----- Records for the task
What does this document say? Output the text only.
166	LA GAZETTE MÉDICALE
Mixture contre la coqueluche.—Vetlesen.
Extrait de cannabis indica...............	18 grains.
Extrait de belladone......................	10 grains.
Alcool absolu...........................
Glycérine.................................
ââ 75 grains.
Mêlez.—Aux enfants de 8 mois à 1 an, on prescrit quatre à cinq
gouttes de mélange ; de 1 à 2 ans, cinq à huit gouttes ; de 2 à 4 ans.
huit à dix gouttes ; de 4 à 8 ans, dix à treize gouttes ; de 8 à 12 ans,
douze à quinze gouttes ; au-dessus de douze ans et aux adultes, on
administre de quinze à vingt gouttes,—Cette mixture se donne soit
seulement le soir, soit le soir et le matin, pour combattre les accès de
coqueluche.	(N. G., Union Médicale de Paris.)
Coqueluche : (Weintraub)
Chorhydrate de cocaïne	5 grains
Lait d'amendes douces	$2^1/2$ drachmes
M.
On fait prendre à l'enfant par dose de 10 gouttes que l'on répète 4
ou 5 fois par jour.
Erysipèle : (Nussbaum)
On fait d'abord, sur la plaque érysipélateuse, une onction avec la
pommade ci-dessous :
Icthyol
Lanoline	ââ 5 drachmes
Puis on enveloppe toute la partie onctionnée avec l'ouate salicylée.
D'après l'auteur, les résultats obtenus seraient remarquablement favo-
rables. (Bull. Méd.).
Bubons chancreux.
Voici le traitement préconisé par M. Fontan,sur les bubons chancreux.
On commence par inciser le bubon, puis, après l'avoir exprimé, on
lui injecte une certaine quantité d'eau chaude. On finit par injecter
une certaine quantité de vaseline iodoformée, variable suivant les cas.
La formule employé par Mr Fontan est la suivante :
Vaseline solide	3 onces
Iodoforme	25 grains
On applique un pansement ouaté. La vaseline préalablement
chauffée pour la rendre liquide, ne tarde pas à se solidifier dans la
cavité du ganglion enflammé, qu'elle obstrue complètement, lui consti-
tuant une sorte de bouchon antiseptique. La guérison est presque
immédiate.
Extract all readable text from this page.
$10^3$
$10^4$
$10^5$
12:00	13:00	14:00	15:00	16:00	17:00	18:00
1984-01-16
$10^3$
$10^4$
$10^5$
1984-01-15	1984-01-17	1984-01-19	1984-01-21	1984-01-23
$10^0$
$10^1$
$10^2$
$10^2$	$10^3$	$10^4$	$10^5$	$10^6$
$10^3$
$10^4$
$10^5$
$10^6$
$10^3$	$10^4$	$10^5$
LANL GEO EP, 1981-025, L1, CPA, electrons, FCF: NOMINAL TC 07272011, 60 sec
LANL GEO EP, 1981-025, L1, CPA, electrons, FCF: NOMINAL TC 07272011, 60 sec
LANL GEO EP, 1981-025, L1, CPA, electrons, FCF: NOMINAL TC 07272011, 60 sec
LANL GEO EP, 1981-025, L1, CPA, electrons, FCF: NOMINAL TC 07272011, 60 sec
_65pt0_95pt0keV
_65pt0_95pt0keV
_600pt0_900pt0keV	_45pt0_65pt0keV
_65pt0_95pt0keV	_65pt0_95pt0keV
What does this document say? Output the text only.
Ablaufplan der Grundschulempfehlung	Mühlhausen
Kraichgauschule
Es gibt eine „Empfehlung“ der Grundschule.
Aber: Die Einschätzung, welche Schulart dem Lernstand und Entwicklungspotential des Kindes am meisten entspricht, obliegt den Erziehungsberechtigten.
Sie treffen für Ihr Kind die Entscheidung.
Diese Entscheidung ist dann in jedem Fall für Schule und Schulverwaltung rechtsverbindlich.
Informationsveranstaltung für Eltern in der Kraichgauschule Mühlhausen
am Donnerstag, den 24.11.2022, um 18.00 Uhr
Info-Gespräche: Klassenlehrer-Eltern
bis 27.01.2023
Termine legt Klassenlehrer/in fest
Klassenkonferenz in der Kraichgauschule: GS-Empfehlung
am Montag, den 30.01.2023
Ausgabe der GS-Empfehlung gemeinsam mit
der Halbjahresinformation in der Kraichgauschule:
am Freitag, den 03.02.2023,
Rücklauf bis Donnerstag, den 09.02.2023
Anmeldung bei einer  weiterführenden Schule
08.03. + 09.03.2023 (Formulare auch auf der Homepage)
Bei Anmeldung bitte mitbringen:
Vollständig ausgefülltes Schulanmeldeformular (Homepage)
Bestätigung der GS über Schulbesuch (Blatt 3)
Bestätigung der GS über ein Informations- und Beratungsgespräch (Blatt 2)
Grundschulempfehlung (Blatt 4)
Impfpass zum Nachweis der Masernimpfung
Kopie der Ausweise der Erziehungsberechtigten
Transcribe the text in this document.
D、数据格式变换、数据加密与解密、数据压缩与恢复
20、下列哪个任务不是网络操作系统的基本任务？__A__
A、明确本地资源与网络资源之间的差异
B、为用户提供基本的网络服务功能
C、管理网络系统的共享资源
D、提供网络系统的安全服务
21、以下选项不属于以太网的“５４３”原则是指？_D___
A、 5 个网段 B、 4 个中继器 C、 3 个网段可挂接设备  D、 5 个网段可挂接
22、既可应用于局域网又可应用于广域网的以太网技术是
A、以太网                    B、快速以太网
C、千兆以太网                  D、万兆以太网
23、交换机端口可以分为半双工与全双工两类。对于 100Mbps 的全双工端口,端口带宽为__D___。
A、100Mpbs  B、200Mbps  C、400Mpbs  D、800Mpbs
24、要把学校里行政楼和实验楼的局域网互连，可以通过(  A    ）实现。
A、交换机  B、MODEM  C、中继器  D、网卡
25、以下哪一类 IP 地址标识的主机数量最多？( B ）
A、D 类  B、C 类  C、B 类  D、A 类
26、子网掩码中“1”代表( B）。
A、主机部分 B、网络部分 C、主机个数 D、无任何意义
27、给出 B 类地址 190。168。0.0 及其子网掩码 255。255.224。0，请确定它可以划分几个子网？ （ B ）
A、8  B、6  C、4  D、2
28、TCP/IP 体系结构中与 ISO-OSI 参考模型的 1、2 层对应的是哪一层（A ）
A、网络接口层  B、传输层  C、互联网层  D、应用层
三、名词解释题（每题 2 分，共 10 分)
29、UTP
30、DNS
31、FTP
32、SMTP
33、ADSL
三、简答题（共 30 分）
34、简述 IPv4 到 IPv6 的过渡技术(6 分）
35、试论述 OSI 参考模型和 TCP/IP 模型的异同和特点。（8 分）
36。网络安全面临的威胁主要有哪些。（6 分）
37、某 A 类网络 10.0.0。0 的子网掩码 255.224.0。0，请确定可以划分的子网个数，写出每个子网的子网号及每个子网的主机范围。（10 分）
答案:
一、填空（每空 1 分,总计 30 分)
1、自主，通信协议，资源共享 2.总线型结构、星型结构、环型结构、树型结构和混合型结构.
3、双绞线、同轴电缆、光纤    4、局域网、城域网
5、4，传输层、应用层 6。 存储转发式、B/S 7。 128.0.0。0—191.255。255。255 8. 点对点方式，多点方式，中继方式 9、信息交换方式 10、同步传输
----------
### Short task
Print all of the entries again, exactly as written.

### Task result
What does this document say? Output the text only.
166	LA GAZETTE MÉDICALE
Mixture contre la coqueluche.—Vetlesen.
Extrait de cannabis indica...............	18 grains.
Extrait de belladone......................	10 grains.
Alcool absolu...........................
Glycérine.................................
ââ 75 grains.
Mêlez.—Aux enfants de 8 mois à 1 an, on prescrit quatre à cinq
gouttes de mélange ; de 1 à 2 ans, cinq à huit gouttes ; de 2 à 4 ans.
huit à dix gouttes ; de 4 à 8 ans, dix à treize gouttes ; de 8 à 12 ans,
douze à quinze gouttes ; au-dessus de douze ans et aux adultes, on
administre de quinze à vingt gouttes,—Cette mixture se donne soit
seulement le soir, soit le soir et le matin, pour combattre les accès de
coqueluche.	(N. G., Union Médicale de Paris.)
Coqueluche : (Weintraub)
Chorhydrate de cocaïne	5 grains
Lait d'amendes douces	$2^1/2$ drachmes
M.
On fait prendre à l'enfant par dose de 10 gouttes que l'on répète 4
ou 5 fois par jour.
Erysipèle : (Nussbaum)
On fait d'abord, sur la plaque érysipélateuse, une onction avec la
pommade ci-dessous :
Icthyol
Lanoline	ââ 5 drachmes
Puis on enveloppe toute la partie onctionnée avec l'ouate salicylée.
D'après l'auteur, les résultats obtenus seraient remarquablement favo-
rables. (Bull. Méd.).
Bubons chancreux.
Voici le traitement préconisé par M. Fontan,sur les bubons chancreux.
On commence par inciser le bubon, puis, après l'avoir exprimé, on
lui injecte une certaine quantité d'eau chaude. On finit par injecter
une certaine quantité de vaseline iodoformée, variable suivant les cas.
La formule employé par Mr Fontan est la suivante :
Vaseline solide	3 onces
Iodoforme	25 grains
On applique un pansement ouaté. La vaseline préalablement
chauffée pour la rendre liquide, ne tarde pas à se solidifier dans la
cavité du ganglion enflammé, qu'elle obstrue complètement, lui consti-
tuant une sorte de bouchon antiseptique. La guérison est presque
immédiate.
Extract all readable text from this page.
$10^3$
$10^4$
$10^5$
12:00	13:00	14:00	15:00	16:00	17:00	18:00
1984-01-16
$10^3$
$10^4$
$10^5$
1984-01-15	1984-01-17	1984-01-19	1984-01-21	1984-01-23
$10^0$
$10^1$
$10^2$
$10^2$	$10^3$	$10^4$	$10^5$	$10^6$
$10^3$
$10^4$
$10^5$
$10^6$
$10^3$	$10^4$	$10^5$
LANL GEO EP, 1981-025, L1, CPA, electrons, FCF: NOMINAL TC 07272011, 60 sec
LANL GEO EP, 1981-025, L1, CPA, electrons, FCF: NOMINAL TC 07272011, 60 sec
LANL GEO EP, 1981-025, L1, CPA, electrons, FCF: NOMINAL TC 07272011, 60 sec
LANL GEO EP, 1981-025, L1, CPA, electrons, FCF: NOMINAL TC 07272011, 60 sec
_65pt0_95pt0keV
_65pt0_95pt0keV
_600pt0_900pt0keV	_45pt0_65pt0keV
_65pt0_95pt0keV	_65pt0_95pt0keV
What does this document say? Output the text only.
Ablaufplan der Grundschulempfehlung	Mühlhausen
Kraichgauschule
Es gibt eine „Empfehlung“ der Grundschule.
Aber: Die Einschätzung, welche Schulart dem Lernstand und Entwicklungspotential des Kindes am meisten entspricht, obliegt den Erziehungsberechtigten.
Sie treffen für Ihr Kind die Entscheidung.
Diese Entscheidung ist dann in jedem Fall für Schule und Schulverwaltung rechtsverbindlich.
Informationsveranstaltung für Eltern in der Kraichgauschule Mühlhausen
am Donnerstag, den 24.11.2022, um 18.00 Uhr
Info-Gespräche: Klassenlehrer-Eltern
bis 27.01.2023
Termine legt Klassenlehrer/in fest
Klassenkonferenz in der Kraichgauschule: GS-Empfehlung
am Montag, den 30.01.2023
Ausgabe der GS-Empfehlung gemeinsam mit
der Halbjahresinformation in der Kraichgauschule:
am Freitag, den 03.02.2023,
Rücklauf bis Donnerstag, den 09.02.2023
Anmeldung bei einer  weiterführenden Schule
08.03. + 09.03.2023 (Formulare auch auf der Homepage)
Bei Anmeldung bitte mitbringen:
Vollständig ausgefülltes Schulanmeldeformular (Homepage)
Bestätigung der GS über Schulbesuch (Blatt 3)
Bestätigung der GS über ein Informations- und Beratungsgespräch (Blatt 2)
Grundschulempfehlung (Blatt 4)
Impfpass zum Nachweis der Masernimpfung
Kopie der Ausweise der Erziehungsberechtigten
Transcribe the text in this document.
D、数据格式变换、数据加密与解密、数据压缩与恢复
20、下列哪个任务不是网络操作系统的基本任务？__A__
A、明确本地资源与网络资源之间的差异
B、为用户提供基本的网络服务功能
C、管理网络系统的共享资源
D、提供网络系统的安全服务
21、以下选项不属于以太网的“５４３”原则是指？_D___
A、 5 个网段 B、 4 个中继器 C、 3 个网段可挂接设备  D、 5 个网段可挂接
22、既可应用于局域网又可应用于广域网的以太网技术是
A、以太网                    B、快速以太网
C、千兆以太网                  D、万兆以太网
23、交换机端口可以分为半双工与全双工两类。对于 100Mbps 的全双工端口,端口带宽为__D___。
A、100Mpbs  B、200Mbps  C、400Mpbs  D、800Mpbs
24、要把学校里行政楼和实验楼的局域网互连，可以通过(  A    ）实现。
A、交换机  B、MODEM  C、中继器  D、网卡
25、以下哪一类 IP 地址标识的主机数量最多？( B ）
A、D 类  B、C 类  C、B 类  D、A 类
26、子网掩码中“1”代表( B）。
A、主机部分 B、网络部分 C、主机个数 D、无任何意义
27、给出 B 类地址 190。168。0.0 及其子网掩码 255。255.224。0，请确定它可以划分几个子网？ （ B ）
A、8  B、6  C、4  D、2
28、TCP/IP 体系结构中与 ISO-OSI 参考模型的 1、2 层对应的是哪一层（A ）
A、网络接口层  B、传输层  C、互联网层  D、应用层
三、名词解释题（每题 2 分，共 10 分)
29、UTP
30、DNS
31、FTP
32、SMTP
33、ADSL
三、简答题（共 30 分）
34、简述 IPv4 到 IPv6 的过渡技术(6 分）
35、试论述 OSI 参考模型和 TCP/IP 模型的异同和特点。（8 分）
36。网络安全面临的威胁主要有哪些。（6 分）
37、某 A 类网络 10.0.0。0 的子网掩码 255.224.0。0，请确定可以划分的子网个数，写出每个子网的子网号及每个子网的主机范围。（10 分）
答案:
一、填空（每空 1 分,总计 30 分)
1、自主，通信协议，资源共享 2.总线型结构、星型结构、环型结构、树型结构和混合型结构.
3、双绞线、同轴电缆、光纤    4、局域网、城域网
5、4，传输层、应用层 6。 存储转发式、B/S 7。 128.0.0。0—191.255。255。255 8. 点对点方式，多点方式，中继方式 9、信息交换方式 10、同步传输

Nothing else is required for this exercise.